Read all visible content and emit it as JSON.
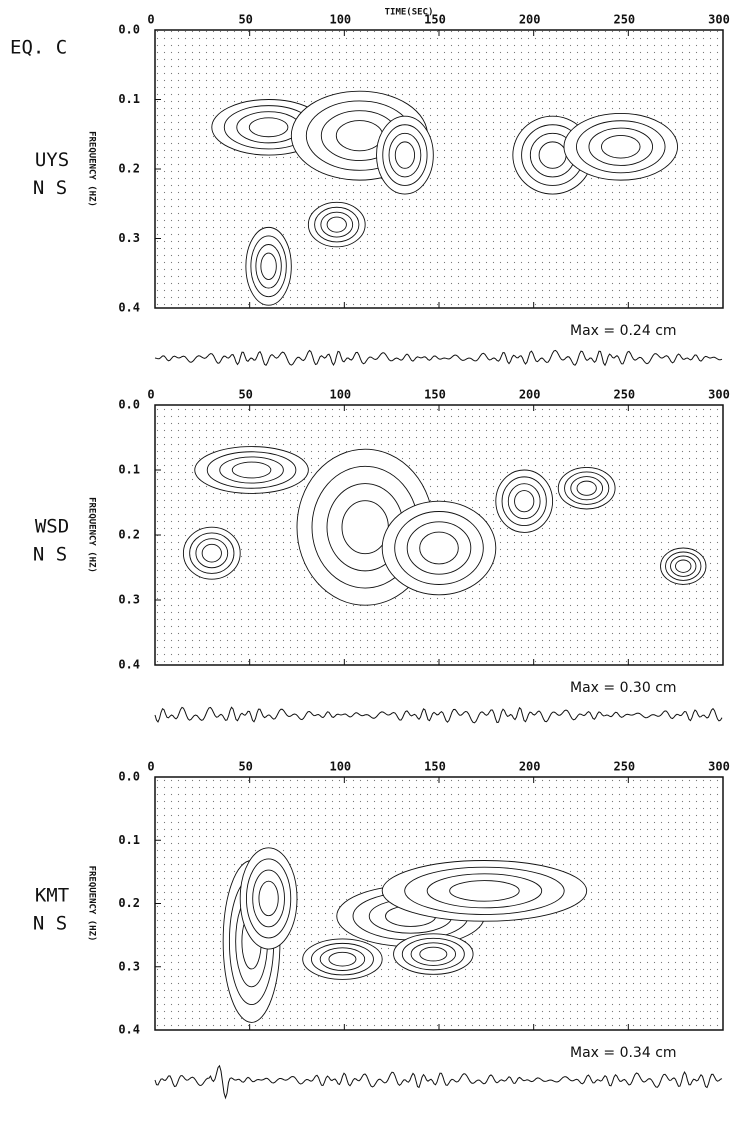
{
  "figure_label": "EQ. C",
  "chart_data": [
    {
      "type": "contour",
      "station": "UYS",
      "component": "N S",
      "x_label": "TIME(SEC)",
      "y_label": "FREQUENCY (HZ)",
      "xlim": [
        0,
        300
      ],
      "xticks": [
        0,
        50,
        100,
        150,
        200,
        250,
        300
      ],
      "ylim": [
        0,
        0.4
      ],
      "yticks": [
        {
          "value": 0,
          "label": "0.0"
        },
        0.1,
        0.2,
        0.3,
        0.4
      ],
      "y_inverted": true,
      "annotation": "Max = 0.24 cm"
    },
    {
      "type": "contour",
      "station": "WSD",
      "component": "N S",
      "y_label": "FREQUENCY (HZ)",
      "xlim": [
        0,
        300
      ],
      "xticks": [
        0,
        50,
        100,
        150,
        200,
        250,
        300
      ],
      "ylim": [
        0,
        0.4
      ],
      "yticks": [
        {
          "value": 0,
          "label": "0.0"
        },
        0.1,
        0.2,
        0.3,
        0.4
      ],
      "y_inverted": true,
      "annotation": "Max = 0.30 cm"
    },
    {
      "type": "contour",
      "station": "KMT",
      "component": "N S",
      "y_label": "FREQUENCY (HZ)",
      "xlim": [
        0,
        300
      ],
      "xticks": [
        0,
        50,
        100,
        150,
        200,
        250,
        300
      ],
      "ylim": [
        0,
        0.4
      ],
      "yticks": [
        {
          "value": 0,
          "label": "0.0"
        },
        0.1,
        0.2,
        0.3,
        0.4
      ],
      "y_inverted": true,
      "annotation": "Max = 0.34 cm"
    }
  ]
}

> _WHAT TO DO_: Drop the images and repeat the data exactly.

> _CORRECT OUTPUT_:
Read all visible content and emit it as JSON.
{
  "figure_label": "EQ. C",
  "chart_data": [
    {
      "type": "contour",
      "station": "UYS",
      "component": "N S",
      "x_label": "TIME(SEC)",
      "y_label": "FREQUENCY (HZ)",
      "xlim": [
        0,
        300
      ],
      "xticks": [
        0,
        50,
        100,
        150,
        200,
        250,
        300
      ],
      "ylim": [
        0,
        0.4
      ],
      "yticks": [
        {
          "value": 0,
          "label": "0.0"
        },
        0.1,
        0.2,
        0.3,
        0.4
      ],
      "y_inverted": true,
      "annotation": "Max = 0.24 cm"
    },
    {
      "type": "contour",
      "station": "WSD",
      "component": "N S",
      "y_label": "FREQUENCY (HZ)",
      "xlim": [
        0,
        300
      ],
      "xticks": [
        0,
        50,
        100,
        150,
        200,
        250,
        300
      ],
      "ylim": [
        0,
        0.4
      ],
      "yticks": [
        {
          "value": 0,
          "label": "0.0"
        },
        0.1,
        0.2,
        0.3,
        0.4
      ],
      "y_inverted": true,
      "annotation": "Max = 0.30 cm"
    },
    {
      "type": "contour",
      "station": "KMT",
      "component": "N S",
      "y_label": "FREQUENCY (HZ)",
      "xlim": [
        0,
        300
      ],
      "xticks": [
        0,
        50,
        100,
        150,
        200,
        250,
        300
      ],
      "ylim": [
        0,
        0.4
      ],
      "yticks": [
        {
          "value": 0,
          "label": "0.0"
        },
        0.1,
        0.2,
        0.3,
        0.4
      ],
      "y_inverted": true,
      "annotation": "Max = 0.34 cm"
    }
  ]
}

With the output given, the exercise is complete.